# GOAL
How many lines in this material include the string "color"? Answer with the number and nothing further.

# Dataset entries
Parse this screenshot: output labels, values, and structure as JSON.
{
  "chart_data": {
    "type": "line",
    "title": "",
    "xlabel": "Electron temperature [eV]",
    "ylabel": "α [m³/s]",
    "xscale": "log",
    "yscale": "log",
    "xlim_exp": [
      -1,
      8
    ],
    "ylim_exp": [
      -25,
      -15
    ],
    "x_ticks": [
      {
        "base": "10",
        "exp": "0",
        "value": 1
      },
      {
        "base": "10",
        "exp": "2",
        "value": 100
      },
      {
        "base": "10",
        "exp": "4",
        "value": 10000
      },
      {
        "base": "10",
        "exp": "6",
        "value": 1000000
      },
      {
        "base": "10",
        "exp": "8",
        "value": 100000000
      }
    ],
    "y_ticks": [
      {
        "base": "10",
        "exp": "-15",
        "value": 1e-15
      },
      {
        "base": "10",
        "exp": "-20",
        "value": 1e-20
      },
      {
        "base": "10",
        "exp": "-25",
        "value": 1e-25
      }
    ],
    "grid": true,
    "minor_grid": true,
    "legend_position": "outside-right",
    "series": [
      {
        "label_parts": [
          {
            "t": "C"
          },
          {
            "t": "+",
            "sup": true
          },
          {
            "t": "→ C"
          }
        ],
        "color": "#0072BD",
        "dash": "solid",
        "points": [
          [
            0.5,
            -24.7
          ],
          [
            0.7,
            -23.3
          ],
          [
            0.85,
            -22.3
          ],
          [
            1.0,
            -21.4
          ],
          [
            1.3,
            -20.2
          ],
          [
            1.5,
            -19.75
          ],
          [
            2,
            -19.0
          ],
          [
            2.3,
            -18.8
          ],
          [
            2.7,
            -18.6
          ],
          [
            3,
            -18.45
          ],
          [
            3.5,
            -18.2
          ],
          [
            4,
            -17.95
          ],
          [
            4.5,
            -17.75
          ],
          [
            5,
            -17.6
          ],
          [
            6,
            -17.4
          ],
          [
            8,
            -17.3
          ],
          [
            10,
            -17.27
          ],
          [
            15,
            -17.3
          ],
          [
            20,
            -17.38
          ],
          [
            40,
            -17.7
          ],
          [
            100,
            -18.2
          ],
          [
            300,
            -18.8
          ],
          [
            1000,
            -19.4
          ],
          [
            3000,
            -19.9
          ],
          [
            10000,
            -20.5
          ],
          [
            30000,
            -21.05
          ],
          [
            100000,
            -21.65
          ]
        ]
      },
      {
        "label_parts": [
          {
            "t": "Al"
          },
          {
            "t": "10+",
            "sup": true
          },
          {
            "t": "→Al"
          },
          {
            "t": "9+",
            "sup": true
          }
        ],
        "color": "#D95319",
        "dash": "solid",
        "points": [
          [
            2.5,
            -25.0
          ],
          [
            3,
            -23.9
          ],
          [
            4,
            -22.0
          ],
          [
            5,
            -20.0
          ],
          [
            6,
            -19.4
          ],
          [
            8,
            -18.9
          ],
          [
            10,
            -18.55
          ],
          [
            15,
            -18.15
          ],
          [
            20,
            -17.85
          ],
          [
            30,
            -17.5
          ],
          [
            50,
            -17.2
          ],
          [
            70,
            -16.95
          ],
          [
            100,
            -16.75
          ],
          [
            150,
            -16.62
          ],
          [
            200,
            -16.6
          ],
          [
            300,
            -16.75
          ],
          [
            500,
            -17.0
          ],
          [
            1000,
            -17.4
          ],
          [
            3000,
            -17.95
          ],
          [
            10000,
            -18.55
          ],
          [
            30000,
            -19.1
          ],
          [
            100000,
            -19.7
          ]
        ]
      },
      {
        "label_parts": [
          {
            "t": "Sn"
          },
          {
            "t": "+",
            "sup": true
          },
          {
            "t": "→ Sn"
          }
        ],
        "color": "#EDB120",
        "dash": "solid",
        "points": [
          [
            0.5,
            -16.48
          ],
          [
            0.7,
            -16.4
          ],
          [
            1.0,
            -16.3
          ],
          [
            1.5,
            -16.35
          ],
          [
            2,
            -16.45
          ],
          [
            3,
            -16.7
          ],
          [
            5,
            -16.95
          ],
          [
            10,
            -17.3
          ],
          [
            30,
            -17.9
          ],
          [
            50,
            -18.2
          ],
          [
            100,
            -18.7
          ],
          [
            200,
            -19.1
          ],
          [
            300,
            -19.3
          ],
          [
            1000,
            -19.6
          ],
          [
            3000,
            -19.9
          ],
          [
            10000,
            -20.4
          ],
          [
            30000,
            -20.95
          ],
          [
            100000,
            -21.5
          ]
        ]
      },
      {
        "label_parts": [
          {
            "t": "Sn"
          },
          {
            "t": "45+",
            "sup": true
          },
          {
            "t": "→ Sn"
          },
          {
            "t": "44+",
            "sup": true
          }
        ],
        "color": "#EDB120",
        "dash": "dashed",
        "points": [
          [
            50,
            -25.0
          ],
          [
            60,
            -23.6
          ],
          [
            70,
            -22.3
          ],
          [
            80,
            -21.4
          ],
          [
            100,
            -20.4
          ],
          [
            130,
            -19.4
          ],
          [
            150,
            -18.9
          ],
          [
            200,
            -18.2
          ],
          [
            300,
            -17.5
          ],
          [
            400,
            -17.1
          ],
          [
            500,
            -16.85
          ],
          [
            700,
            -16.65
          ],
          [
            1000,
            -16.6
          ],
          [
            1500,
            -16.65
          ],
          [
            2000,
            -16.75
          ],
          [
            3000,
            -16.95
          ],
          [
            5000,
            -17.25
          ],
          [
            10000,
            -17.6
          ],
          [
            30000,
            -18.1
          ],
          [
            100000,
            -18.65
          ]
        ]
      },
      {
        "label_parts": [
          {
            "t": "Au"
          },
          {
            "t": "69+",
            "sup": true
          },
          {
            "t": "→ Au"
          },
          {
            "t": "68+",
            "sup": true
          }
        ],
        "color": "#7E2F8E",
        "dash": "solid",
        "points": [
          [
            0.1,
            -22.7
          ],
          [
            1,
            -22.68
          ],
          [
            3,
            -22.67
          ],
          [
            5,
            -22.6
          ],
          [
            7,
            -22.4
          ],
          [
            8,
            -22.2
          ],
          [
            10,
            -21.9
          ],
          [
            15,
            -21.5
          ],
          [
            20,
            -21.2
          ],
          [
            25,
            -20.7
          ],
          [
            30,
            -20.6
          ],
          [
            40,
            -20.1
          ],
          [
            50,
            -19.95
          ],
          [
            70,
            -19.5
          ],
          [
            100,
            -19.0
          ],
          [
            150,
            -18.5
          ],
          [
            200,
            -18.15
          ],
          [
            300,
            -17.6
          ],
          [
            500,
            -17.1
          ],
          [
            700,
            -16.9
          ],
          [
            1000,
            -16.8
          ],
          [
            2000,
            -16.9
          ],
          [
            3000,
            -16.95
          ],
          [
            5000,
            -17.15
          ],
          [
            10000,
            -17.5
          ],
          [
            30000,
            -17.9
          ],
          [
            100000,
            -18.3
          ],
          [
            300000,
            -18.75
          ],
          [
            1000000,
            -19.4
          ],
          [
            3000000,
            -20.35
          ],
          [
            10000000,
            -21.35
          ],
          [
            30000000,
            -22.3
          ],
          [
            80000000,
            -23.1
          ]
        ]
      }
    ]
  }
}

# PROBLEM SOLUTION
5